### Do this
Scan the material that follows. Copy every line containing the word "JSON".

Dataset records
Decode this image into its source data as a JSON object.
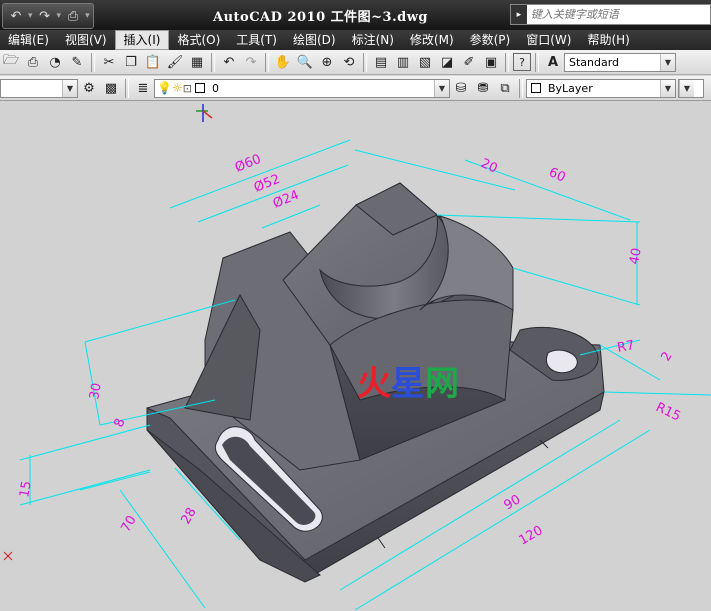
{
  "app": {
    "title": "AutoCAD  2010   工件图~3.dwg"
  },
  "quick_access": {
    "icons": [
      "undo-icon",
      "redo-icon",
      "print-icon",
      "dropdown-icon"
    ]
  },
  "help_search": {
    "placeholder": "键入关键字或短语"
  },
  "menu": {
    "items": [
      {
        "label": "编辑(E)"
      },
      {
        "label": "视图(V)"
      },
      {
        "label": "插入(I)",
        "active": true
      },
      {
        "label": "格式(O)"
      },
      {
        "label": "工具(T)"
      },
      {
        "label": "绘图(D)"
      },
      {
        "label": "标注(N)"
      },
      {
        "label": "修改(M)"
      },
      {
        "label": "参数(P)"
      },
      {
        "label": "窗口(W)"
      },
      {
        "label": "帮助(H)"
      }
    ]
  },
  "toolbar1": {
    "text_style": "Standard"
  },
  "toolbar2": {
    "layer_value": "0",
    "color_value": "ByLayer"
  },
  "drawing": {
    "dimensions": [
      "Ø60",
      "Ø52",
      "Ø24",
      "20",
      "60",
      "40",
      "30",
      "8",
      "15",
      "70",
      "28",
      "90",
      "120",
      "R7",
      "R15",
      "2"
    ],
    "watermark": [
      "火",
      "星",
      "网"
    ],
    "colors": {
      "dimension_line": "#00e5ee",
      "dimension_text": "#e010d8",
      "solid_face_light": "#6e6e76",
      "solid_face_dark": "#4e4e56",
      "viewport_bg": "#d2d2d2"
    }
  }
}
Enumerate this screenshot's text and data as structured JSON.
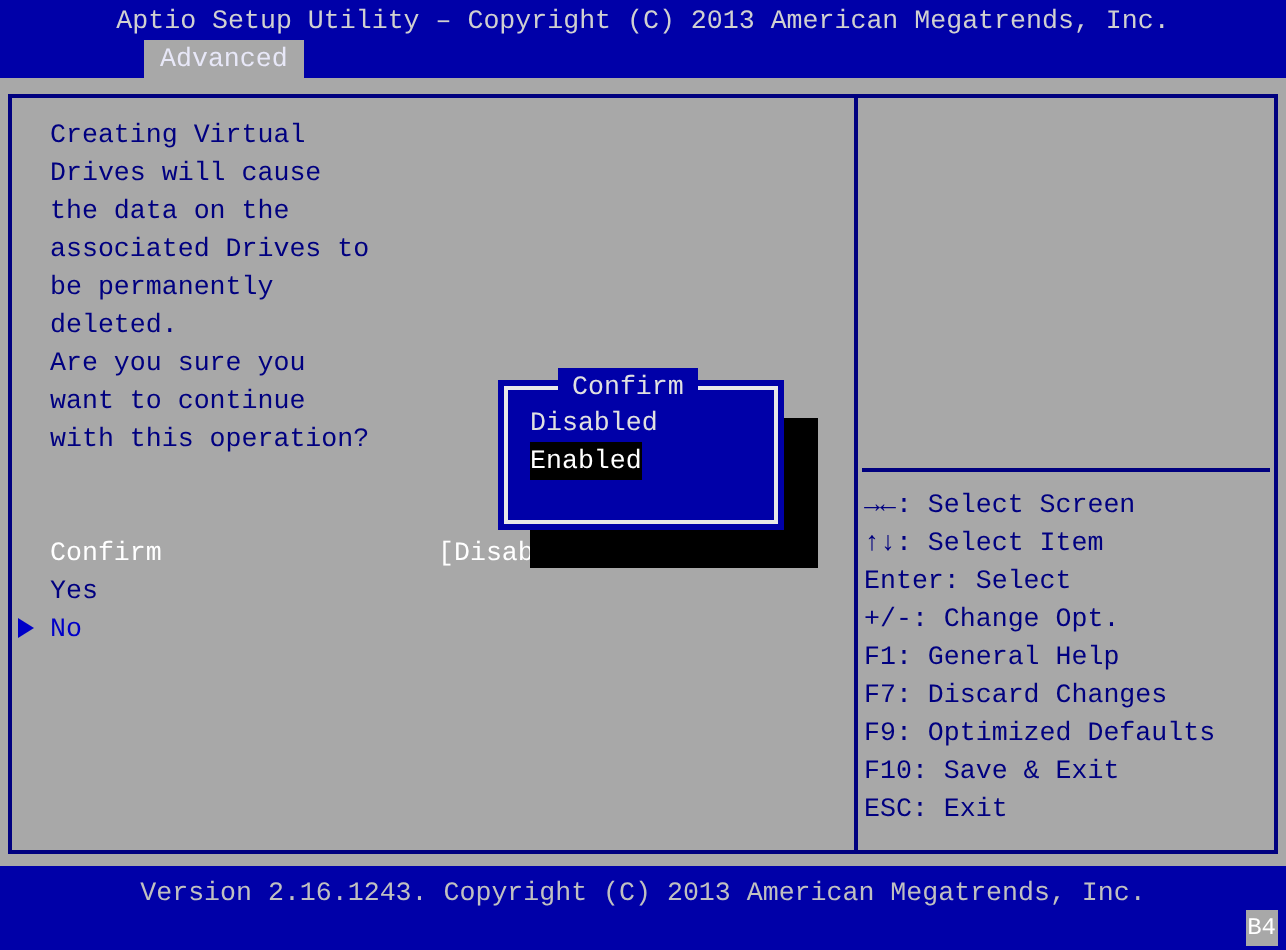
{
  "header": {
    "title": "Aptio Setup Utility – Copyright (C) 2013 American Megatrends, Inc.",
    "tabs": [
      {
        "label": "Advanced",
        "selected": true
      }
    ]
  },
  "description": [
    "Creating Virtual Drives will cause the data on the associated Drives to be permanently deleted.",
    "Are you sure you want to continue with this operation?"
  ],
  "items": [
    {
      "kind": "option",
      "label": "Confirm",
      "value": "[Disab",
      "selected": true
    },
    {
      "kind": "text",
      "label": "Yes",
      "selected": false
    },
    {
      "kind": "link",
      "label": "No",
      "selected": false
    }
  ],
  "popup": {
    "title": "Confirm",
    "options": [
      {
        "label": "Disabled",
        "selected": false
      },
      {
        "label": "Enabled",
        "selected": true
      }
    ]
  },
  "help": [
    "→←: Select Screen",
    "↑↓: Select Item",
    "Enter: Select",
    "+/-: Change Opt.",
    "F1: General Help",
    "F7: Discard Changes",
    "F9: Optimized Defaults",
    "F10: Save & Exit",
    "ESC: Exit"
  ],
  "footer": {
    "version": "Version 2.16.1243. Copyright (C) 2013 American Megatrends, Inc.",
    "badge": "B4"
  }
}
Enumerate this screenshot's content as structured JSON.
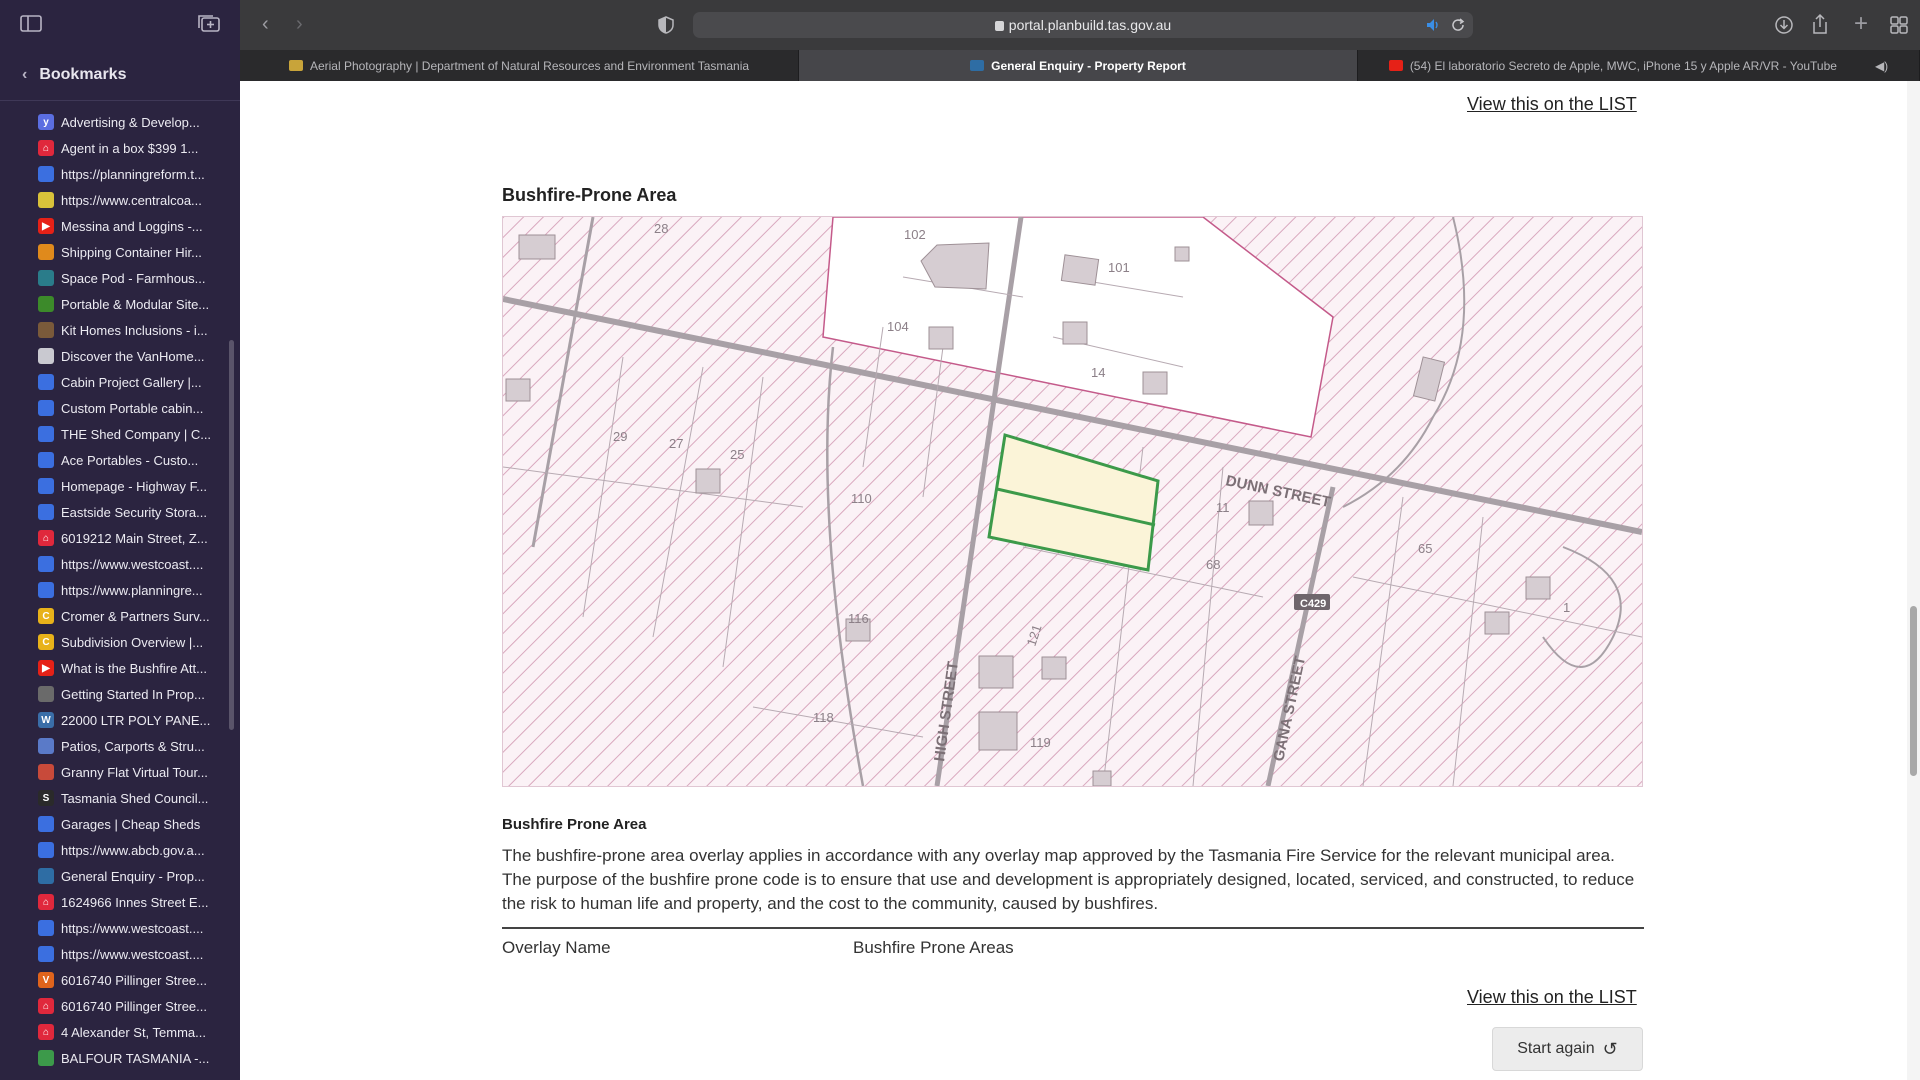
{
  "browser": {
    "url": "portal.planbuild.tas.gov.au",
    "tabs": [
      {
        "title": "Aerial Photography | Department of Natural Resources and Environment Tasmania",
        "color": "#c8a43a"
      },
      {
        "title": "General Enquiry - Property Report",
        "color": "#2e6da4",
        "active": true
      },
      {
        "title": "(54) El laboratorio Secreto de Apple, MWC, iPhone 15 y Apple AR/VR - YouTube",
        "color": "#e62117"
      }
    ]
  },
  "sidebar": {
    "title": "Bookmarks",
    "items": [
      {
        "label": "Advertising & Develop...",
        "color": "#5b6ee1",
        "glyph": "y"
      },
      {
        "label": "Agent in a box  $399  1...",
        "color": "#e0283c",
        "glyph": "⌂"
      },
      {
        "label": "https://planningreform.t...",
        "color": "#3b6fe0",
        "glyph": ""
      },
      {
        "label": "https://www.centralcoa...",
        "color": "#d9c23a",
        "glyph": ""
      },
      {
        "label": "Messina and Loggins -...",
        "color": "#e62117",
        "glyph": "▶"
      },
      {
        "label": "Shipping Container Hir...",
        "color": "#e08a1c",
        "glyph": ""
      },
      {
        "label": "Space Pod - Farmhous...",
        "color": "#2a7c8a",
        "glyph": ""
      },
      {
        "label": "Portable & Modular Site...",
        "color": "#3c8a2a",
        "glyph": ""
      },
      {
        "label": "Kit Homes Inclusions - i...",
        "color": "#7a5a3a",
        "glyph": ""
      },
      {
        "label": "Discover the VanHome...",
        "color": "#c9c9d0",
        "glyph": ""
      },
      {
        "label": "Cabin Project Gallery |...",
        "color": "#3b6fe0",
        "glyph": ""
      },
      {
        "label": "Custom Portable cabin...",
        "color": "#3b6fe0",
        "glyph": ""
      },
      {
        "label": "THE Shed Company | C...",
        "color": "#3b6fe0",
        "glyph": ""
      },
      {
        "label": "Ace Portables - Custo...",
        "color": "#3b6fe0",
        "glyph": ""
      },
      {
        "label": "Homepage - Highway F...",
        "color": "#3b6fe0",
        "glyph": ""
      },
      {
        "label": "Eastside Security Stora...",
        "color": "#3b6fe0",
        "glyph": ""
      },
      {
        "label": "6019212 Main Street, Z...",
        "color": "#e0283c",
        "glyph": "⌂"
      },
      {
        "label": "https://www.westcoast....",
        "color": "#3b6fe0",
        "glyph": ""
      },
      {
        "label": "https://www.planningre...",
        "color": "#3b6fe0",
        "glyph": ""
      },
      {
        "label": "Cromer & Partners Surv...",
        "color": "#e8b21a",
        "glyph": "C"
      },
      {
        "label": "Subdivision Overview |...",
        "color": "#e8b21a",
        "glyph": "C"
      },
      {
        "label": "What is the Bushfire Att...",
        "color": "#e62117",
        "glyph": "▶"
      },
      {
        "label": "Getting Started In Prop...",
        "color": "#6a6a6a",
        "glyph": ""
      },
      {
        "label": "22000 LTR POLY PANE...",
        "color": "#3a6ea8",
        "glyph": "W"
      },
      {
        "label": "Patios, Carports & Stru...",
        "color": "#5a7ac8",
        "glyph": ""
      },
      {
        "label": "Granny Flat Virtual Tour...",
        "color": "#c84a3a",
        "glyph": ""
      },
      {
        "label": "Tasmania Shed Council...",
        "color": "#2a2a2a",
        "glyph": "S"
      },
      {
        "label": "Garages | Cheap Sheds",
        "color": "#3b6fe0",
        "glyph": ""
      },
      {
        "label": "https://www.abcb.gov.a...",
        "color": "#3b6fe0",
        "glyph": ""
      },
      {
        "label": "General Enquiry - Prop...",
        "color": "#2e6da4",
        "glyph": ""
      },
      {
        "label": "1624966 Innes Street E...",
        "color": "#e0283c",
        "glyph": "⌂"
      },
      {
        "label": "https://www.westcoast....",
        "color": "#3b6fe0",
        "glyph": ""
      },
      {
        "label": "https://www.westcoast....",
        "color": "#3b6fe0",
        "glyph": ""
      },
      {
        "label": "6016740 Pillinger Stree...",
        "color": "#e0641c",
        "glyph": "V"
      },
      {
        "label": "6016740 Pillinger Stree...",
        "color": "#e0283c",
        "glyph": "⌂"
      },
      {
        "label": "4 Alexander St, Temma...",
        "color": "#e0283c",
        "glyph": "⌂"
      },
      {
        "label": "BALFOUR TASMANIA -...",
        "color": "#3c9a4a",
        "glyph": ""
      }
    ]
  },
  "page": {
    "link_label": "View this on the LIST",
    "section_title": "Bushfire-Prone Area",
    "map_labels": {
      "street_dunn": "DUNN STREET",
      "street_high": "HIGH STREET",
      "street_gana": "GANA STREET",
      "road_code": "C429",
      "lots": [
        "102",
        "101",
        "104",
        "14",
        "29",
        "27",
        "25",
        "110",
        "11",
        "65",
        "68",
        "116",
        "118",
        "119",
        "1",
        "28",
        "121"
      ]
    },
    "subsection_title": "Bushfire Prone Area",
    "description": "The bushfire-prone area overlay applies in accordance with any overlay map approved by the Tasmania Fire Service for the relevant municipal area. The purpose of the bushfire prone code is to ensure that use and development is appropriately designed, located, serviced, and constructed, to reduce the risk to human life and property, and the cost to the community, caused by bushfires.",
    "overlay_name_label": "Overlay Name",
    "overlay_name_value": "Bushfire Prone Areas",
    "start_again_label": "Start again"
  }
}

### Result below
Decode this image into its source data as a JSON object.
Enumerate this screenshot's text and data as structured JSON.
Enumerate this screenshot's content as structured JSON.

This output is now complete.